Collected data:
+-------+

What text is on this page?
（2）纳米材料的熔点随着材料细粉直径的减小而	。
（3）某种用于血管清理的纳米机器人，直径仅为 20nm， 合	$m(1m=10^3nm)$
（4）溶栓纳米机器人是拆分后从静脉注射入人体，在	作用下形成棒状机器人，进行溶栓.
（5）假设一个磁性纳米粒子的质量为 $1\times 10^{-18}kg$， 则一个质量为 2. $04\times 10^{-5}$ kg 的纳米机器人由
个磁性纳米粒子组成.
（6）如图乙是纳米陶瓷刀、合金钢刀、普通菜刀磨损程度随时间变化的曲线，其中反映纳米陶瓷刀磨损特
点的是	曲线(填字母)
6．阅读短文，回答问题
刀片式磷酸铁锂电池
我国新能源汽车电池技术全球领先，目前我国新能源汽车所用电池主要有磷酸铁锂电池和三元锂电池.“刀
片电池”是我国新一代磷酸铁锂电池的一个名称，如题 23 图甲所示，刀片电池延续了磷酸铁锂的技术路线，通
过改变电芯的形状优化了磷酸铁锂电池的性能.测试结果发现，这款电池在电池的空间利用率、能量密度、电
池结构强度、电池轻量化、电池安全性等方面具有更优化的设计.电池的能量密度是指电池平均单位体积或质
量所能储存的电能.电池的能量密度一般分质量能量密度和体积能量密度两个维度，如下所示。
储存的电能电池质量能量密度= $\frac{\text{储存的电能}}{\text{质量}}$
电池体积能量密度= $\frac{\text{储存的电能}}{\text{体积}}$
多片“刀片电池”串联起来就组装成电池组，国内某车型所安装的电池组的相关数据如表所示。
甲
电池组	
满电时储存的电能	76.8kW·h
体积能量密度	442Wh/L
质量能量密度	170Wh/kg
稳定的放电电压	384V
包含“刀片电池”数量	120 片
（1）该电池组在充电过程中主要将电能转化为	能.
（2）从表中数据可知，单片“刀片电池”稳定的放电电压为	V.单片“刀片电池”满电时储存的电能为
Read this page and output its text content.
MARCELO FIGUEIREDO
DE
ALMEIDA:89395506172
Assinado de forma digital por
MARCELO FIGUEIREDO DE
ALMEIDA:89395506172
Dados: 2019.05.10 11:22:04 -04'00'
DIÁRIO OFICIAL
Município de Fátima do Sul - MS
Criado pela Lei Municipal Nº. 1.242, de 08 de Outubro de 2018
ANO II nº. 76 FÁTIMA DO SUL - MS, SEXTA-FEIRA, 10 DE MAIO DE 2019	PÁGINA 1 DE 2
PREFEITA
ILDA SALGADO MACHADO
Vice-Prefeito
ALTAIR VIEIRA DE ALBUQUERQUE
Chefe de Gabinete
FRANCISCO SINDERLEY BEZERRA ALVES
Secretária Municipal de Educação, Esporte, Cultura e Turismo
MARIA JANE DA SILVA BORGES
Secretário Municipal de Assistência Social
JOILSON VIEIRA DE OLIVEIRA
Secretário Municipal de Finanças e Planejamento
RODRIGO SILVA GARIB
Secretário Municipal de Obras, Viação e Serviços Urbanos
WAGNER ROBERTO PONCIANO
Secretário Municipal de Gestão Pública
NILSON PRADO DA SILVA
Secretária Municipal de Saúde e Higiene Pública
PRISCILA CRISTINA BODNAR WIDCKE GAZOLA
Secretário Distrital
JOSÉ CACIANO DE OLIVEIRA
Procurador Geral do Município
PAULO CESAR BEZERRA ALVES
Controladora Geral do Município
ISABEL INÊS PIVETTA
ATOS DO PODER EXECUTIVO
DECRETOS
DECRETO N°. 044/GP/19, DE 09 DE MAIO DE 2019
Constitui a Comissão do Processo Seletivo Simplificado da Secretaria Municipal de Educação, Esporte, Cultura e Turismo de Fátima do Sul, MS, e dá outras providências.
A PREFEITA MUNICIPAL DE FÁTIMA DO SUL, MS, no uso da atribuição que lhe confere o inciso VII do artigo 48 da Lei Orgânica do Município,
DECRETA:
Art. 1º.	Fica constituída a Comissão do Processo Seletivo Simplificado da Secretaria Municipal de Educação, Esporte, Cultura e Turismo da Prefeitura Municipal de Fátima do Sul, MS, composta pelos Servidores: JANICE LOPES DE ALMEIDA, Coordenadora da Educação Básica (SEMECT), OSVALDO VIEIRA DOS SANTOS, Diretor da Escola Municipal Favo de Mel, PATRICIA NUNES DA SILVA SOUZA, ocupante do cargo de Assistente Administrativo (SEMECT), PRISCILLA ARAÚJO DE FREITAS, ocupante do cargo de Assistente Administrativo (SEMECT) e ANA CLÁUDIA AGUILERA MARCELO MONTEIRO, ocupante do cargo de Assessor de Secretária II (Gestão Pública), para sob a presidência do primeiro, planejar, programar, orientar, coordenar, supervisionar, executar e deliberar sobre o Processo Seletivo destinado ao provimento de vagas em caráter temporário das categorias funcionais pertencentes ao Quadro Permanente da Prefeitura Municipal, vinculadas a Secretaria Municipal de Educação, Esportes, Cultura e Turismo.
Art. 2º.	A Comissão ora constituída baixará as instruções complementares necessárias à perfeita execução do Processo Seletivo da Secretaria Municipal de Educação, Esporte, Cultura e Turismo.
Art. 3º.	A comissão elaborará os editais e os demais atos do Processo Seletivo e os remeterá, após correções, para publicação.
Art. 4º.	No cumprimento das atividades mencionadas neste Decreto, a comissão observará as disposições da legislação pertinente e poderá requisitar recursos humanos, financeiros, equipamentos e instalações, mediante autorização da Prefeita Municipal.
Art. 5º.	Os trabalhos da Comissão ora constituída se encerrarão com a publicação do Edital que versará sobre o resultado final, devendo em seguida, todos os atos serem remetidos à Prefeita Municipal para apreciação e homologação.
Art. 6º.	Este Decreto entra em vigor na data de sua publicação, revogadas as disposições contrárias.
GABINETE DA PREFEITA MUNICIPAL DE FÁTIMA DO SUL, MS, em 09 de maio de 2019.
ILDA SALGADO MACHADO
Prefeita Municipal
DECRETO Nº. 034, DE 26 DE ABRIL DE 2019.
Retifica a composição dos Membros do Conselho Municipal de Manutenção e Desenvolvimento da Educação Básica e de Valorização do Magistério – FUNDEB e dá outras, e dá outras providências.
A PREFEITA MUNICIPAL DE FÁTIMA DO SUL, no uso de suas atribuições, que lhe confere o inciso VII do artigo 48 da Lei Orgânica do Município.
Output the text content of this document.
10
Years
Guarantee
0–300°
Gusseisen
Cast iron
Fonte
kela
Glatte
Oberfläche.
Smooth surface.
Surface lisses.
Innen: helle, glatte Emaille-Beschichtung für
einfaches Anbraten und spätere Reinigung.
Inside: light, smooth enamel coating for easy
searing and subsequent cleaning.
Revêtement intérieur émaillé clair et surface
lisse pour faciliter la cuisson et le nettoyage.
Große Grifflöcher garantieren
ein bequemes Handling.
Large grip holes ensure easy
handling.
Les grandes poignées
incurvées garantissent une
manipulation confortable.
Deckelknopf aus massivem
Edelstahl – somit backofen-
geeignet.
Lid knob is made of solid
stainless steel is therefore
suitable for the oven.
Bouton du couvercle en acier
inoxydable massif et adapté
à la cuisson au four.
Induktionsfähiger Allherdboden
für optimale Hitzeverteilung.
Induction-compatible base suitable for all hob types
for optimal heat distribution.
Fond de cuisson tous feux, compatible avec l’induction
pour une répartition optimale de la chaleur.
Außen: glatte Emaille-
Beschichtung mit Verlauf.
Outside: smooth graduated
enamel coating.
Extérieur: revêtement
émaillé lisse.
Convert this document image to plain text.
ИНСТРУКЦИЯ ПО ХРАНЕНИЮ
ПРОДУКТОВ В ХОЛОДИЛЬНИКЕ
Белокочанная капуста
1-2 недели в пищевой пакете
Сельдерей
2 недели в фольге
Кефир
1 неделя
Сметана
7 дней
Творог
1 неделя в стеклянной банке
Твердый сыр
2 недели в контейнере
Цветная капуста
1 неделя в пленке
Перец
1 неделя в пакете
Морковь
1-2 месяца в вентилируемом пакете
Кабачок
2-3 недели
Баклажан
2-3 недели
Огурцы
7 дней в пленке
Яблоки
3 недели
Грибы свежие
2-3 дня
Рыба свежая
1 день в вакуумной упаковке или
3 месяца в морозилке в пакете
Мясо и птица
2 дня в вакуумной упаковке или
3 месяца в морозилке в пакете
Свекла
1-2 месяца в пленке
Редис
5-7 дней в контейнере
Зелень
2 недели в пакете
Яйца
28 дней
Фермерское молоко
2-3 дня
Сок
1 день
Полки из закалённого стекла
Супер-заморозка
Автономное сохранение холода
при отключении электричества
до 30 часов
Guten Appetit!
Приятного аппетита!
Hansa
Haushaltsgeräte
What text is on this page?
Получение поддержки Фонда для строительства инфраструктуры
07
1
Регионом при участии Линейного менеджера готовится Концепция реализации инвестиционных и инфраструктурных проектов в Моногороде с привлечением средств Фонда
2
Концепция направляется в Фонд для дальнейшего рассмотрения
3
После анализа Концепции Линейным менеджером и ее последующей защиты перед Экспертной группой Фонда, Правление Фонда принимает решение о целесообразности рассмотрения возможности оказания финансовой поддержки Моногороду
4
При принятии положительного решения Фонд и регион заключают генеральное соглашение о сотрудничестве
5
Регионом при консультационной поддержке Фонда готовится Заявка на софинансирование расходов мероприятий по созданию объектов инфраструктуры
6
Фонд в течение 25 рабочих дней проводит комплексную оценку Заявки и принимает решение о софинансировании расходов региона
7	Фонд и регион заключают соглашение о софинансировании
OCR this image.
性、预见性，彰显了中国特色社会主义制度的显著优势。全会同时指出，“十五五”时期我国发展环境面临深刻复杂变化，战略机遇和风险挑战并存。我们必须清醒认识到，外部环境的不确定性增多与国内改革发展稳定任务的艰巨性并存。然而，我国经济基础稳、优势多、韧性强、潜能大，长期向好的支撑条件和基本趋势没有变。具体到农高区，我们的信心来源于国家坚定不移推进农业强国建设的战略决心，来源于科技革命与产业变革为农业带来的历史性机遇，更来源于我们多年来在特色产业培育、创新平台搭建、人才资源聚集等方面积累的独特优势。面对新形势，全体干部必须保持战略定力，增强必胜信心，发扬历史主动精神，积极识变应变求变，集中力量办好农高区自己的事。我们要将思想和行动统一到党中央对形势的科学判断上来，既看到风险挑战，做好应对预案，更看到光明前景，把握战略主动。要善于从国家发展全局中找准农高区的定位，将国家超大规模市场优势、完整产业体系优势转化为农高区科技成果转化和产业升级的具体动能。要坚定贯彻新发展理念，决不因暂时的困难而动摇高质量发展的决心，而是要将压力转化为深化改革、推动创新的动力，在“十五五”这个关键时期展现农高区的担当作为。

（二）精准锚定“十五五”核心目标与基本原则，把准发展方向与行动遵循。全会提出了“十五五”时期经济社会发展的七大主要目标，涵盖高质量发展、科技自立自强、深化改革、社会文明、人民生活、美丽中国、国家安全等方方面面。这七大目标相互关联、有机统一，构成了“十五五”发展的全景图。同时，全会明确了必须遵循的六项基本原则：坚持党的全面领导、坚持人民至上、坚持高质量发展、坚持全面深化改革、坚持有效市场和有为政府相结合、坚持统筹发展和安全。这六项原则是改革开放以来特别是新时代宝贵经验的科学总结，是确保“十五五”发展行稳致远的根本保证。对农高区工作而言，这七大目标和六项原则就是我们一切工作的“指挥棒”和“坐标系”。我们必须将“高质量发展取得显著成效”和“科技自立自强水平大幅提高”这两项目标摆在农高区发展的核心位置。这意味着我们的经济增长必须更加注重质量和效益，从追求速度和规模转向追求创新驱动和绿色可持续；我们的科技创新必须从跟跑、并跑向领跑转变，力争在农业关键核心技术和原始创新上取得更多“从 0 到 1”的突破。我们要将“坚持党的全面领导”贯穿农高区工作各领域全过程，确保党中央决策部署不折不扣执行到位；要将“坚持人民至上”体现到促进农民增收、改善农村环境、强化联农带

+-------+

§ Do this:
The lines to quote run from the one containing "OCR this image." through the final line of the material above; please give them exactly, both ends included, and nothing else.

§ Task answer:
OCR this image.
性、预见性，彰显了中国特色社会主义制度的显著优势。全会同时指出，“十五五”时期我国发展环境面临深刻复杂变化，战略机遇和风险挑战并存。我们必须清醒认识到，外部环境的不确定性增多与国内改革发展稳定任务的艰巨性并存。然而，我国经济基础稳、优势多、韧性强、潜能大，长期向好的支撑条件和基本趋势没有变。具体到农高区，我们的信心来源于国家坚定不移推进农业强国建设的战略决心，来源于科技革命与产业变革为农业带来的历史性机遇，更来源于我们多年来在特色产业培育、创新平台搭建、人才资源聚集等方面积累的独特优势。面对新形势，全体干部必须保持战略定力，增强必胜信心，发扬历史主动精神，积极识变应变求变，集中力量办好农高区自己的事。我们要将思想和行动统一到党中央对形势的科学判断上来，既看到风险挑战，做好应对预案，更看到光明前景，把握战略主动。要善于从国家发展全局中找准农高区的定位，将国家超大规模市场优势、完整产业体系优势转化为农高区科技成果转化和产业升级的具体动能。要坚定贯彻新发展理念，决不因暂时的困难而动摇高质量发展的决心，而是要将压力转化为深化改革、推动创新的动力，在“十五五”这个关键时期展现农高区的担当作为。

（二）精准锚定“十五五”核心目标与基本原则，把准发展方向与行动遵循。全会提出了“十五五”时期经济社会发展的七大主要目标，涵盖高质量发展、科技自立自强、深化改革、社会文明、人民生活、美丽中国、国家安全等方方面面。这七大目标相互关联、有机统一，构成了“十五五”发展的全景图。同时，全会明确了必须遵循的六项基本原则：坚持党的全面领导、坚持人民至上、坚持高质量发展、坚持全面深化改革、坚持有效市场和有为政府相结合、坚持统筹发展和安全。这六项原则是改革开放以来特别是新时代宝贵经验的科学总结，是确保“十五五”发展行稳致远的根本保证。对农高区工作而言，这七大目标和六项原则就是我们一切工作的“指挥棒”和“坐标系”。我们必须将“高质量发展取得显著成效”和“科技自立自强水平大幅提高”这两项目标摆在农高区发展的核心位置。这意味着我们的经济增长必须更加注重质量和效益，从追求速度和规模转向追求创新驱动和绿色可持续；我们的科技创新必须从跟跑、并跑向领跑转变，力争在农业关键核心技术和原始创新上取得更多“从 0 到 1”的突破。我们要将“坚持党的全面领导”贯穿农高区工作各领域全过程，确保党中央决策部署不折不扣执行到位；要将“坚持人民至上”体现到促进农民增收、改善农村环境、强化联农带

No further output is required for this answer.